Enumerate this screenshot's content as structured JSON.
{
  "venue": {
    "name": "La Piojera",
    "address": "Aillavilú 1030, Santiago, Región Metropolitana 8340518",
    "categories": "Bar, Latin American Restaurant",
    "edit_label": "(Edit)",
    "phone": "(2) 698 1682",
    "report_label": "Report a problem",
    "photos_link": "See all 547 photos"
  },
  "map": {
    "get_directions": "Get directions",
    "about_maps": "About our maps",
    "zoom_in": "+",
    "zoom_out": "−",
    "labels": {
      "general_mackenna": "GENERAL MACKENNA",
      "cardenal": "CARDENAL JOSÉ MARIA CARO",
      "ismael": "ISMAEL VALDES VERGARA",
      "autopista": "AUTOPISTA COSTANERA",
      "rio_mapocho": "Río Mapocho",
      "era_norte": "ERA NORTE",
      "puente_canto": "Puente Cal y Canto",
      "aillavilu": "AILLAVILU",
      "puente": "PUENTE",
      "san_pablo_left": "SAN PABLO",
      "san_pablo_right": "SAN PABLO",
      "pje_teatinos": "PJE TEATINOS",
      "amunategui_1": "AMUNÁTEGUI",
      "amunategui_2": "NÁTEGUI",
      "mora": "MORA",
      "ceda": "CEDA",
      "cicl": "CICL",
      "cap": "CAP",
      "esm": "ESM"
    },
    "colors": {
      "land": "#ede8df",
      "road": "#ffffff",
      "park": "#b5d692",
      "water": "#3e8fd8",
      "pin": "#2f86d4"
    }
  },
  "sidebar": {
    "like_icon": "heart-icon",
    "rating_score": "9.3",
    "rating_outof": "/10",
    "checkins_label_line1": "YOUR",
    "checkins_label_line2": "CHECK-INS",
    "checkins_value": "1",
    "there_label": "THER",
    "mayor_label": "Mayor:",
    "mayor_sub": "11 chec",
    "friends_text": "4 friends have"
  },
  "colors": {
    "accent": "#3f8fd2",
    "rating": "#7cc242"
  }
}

## [Description of the task]
Copy all the entries verbatim.

## [Problem solution]
Enumerate this screenshot's content as structured JSON.
{
  "venue": {
    "name": "La Piojera",
    "address": "Aillavilú 1030, Santiago, Región Metropolitana 8340518",
    "categories": "Bar, Latin American Restaurant",
    "edit_label": "(Edit)",
    "phone": "(2) 698 1682",
    "report_label": "Report a problem",
    "photos_link": "See all 547 photos"
  },
  "map": {
    "get_directions": "Get directions",
    "about_maps": "About our maps",
    "zoom_in": "+",
    "zoom_out": "−",
    "labels": {
      "general_mackenna": "GENERAL MACKENNA",
      "cardenal": "CARDENAL JOSÉ MARIA CARO",
      "ismael": "ISMAEL VALDES VERGARA",
      "autopista": "AUTOPISTA COSTANERA",
      "rio_mapocho": "Río Mapocho",
      "era_norte": "ERA NORTE",
      "puente_canto": "Puente Cal y Canto",
      "aillavilu": "AILLAVILU",
      "puente": "PUENTE",
      "san_pablo_left": "SAN PABLO",
      "san_pablo_right": "SAN PABLO",
      "pje_teatinos": "PJE TEATINOS",
      "amunategui_1": "AMUNÁTEGUI",
      "amunategui_2": "NÁTEGUI",
      "mora": "MORA",
      "ceda": "CEDA",
      "cicl": "CICL",
      "cap": "CAP",
      "esm": "ESM"
    },
    "colors": {
      "land": "#ede8df",
      "road": "#ffffff",
      "park": "#b5d692",
      "water": "#3e8fd8",
      "pin": "#2f86d4"
    }
  },
  "sidebar": {
    "like_icon": "heart-icon",
    "rating_score": "9.3",
    "rating_outof": "/10",
    "checkins_label_line1": "YOUR",
    "checkins_label_line2": "CHECK-INS",
    "checkins_value": "1",
    "there_label": "THER",
    "mayor_label": "Mayor:",
    "mayor_sub": "11 chec",
    "friends_text": "4 friends have"
  },
  "colors": {
    "accent": "#3f8fd2",
    "rating": "#7cc242"
  }
}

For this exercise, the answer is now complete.